-- Records start --

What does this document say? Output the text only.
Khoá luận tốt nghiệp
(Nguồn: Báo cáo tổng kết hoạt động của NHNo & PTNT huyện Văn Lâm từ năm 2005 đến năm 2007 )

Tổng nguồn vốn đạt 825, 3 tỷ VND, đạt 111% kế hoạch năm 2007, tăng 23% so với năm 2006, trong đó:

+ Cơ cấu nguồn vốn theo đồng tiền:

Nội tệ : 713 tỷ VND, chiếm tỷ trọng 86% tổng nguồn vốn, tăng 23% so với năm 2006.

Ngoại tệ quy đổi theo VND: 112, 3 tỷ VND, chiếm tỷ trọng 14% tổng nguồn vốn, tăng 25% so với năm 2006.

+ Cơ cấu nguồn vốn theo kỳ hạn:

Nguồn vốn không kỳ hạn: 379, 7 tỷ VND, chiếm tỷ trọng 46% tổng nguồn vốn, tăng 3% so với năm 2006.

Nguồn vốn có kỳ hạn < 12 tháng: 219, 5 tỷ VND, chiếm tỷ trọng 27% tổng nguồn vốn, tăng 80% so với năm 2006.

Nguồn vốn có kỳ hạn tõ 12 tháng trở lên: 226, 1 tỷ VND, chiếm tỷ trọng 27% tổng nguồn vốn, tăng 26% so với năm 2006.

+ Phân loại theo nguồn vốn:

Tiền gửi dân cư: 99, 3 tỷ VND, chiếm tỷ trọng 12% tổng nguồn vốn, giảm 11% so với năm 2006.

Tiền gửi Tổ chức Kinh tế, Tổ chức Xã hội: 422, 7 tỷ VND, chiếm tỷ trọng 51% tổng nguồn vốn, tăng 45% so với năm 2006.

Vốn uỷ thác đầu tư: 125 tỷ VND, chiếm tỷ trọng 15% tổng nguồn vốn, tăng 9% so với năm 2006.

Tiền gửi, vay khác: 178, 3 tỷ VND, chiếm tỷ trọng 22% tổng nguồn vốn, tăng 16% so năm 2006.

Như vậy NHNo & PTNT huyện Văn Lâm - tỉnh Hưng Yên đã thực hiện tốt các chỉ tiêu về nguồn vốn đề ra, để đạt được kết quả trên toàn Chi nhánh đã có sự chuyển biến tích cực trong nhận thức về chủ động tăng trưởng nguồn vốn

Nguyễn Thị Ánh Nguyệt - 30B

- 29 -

-- Records end --

Each record above must be given again exactly.

What does this document say? Output the text only.
Khoá luận tốt nghiệp
(Nguồn: Báo cáo tổng kết hoạt động của NHNo & PTNT huyện Văn Lâm từ năm 2005 đến năm 2007 )

Tổng nguồn vốn đạt 825, 3 tỷ VND, đạt 111% kế hoạch năm 2007, tăng 23% so với năm 2006, trong đó:

+ Cơ cấu nguồn vốn theo đồng tiền:

Nội tệ : 713 tỷ VND, chiếm tỷ trọng 86% tổng nguồn vốn, tăng 23% so với năm 2006.

Ngoại tệ quy đổi theo VND: 112, 3 tỷ VND, chiếm tỷ trọng 14% tổng nguồn vốn, tăng 25% so với năm 2006.

+ Cơ cấu nguồn vốn theo kỳ hạn:

Nguồn vốn không kỳ hạn: 379, 7 tỷ VND, chiếm tỷ trọng 46% tổng nguồn vốn, tăng 3% so với năm 2006.

Nguồn vốn có kỳ hạn < 12 tháng: 219, 5 tỷ VND, chiếm tỷ trọng 27% tổng nguồn vốn, tăng 80% so với năm 2006.

Nguồn vốn có kỳ hạn tõ 12 tháng trở lên: 226, 1 tỷ VND, chiếm tỷ trọng 27% tổng nguồn vốn, tăng 26% so với năm 2006.

+ Phân loại theo nguồn vốn:

Tiền gửi dân cư: 99, 3 tỷ VND, chiếm tỷ trọng 12% tổng nguồn vốn, giảm 11% so với năm 2006.

Tiền gửi Tổ chức Kinh tế, Tổ chức Xã hội: 422, 7 tỷ VND, chiếm tỷ trọng 51% tổng nguồn vốn, tăng 45% so với năm 2006.

Vốn uỷ thác đầu tư: 125 tỷ VND, chiếm tỷ trọng 15% tổng nguồn vốn, tăng 9% so với năm 2006.

Tiền gửi, vay khác: 178, 3 tỷ VND, chiếm tỷ trọng 22% tổng nguồn vốn, tăng 16% so năm 2006.

Như vậy NHNo & PTNT huyện Văn Lâm - tỉnh Hưng Yên đã thực hiện tốt các chỉ tiêu về nguồn vốn đề ra, để đạt được kết quả trên toàn Chi nhánh đã có sự chuyển biến tích cực trong nhận thức về chủ động tăng trưởng nguồn vốn

Nguyễn Thị Ánh Nguyệt - 30B

- 29 -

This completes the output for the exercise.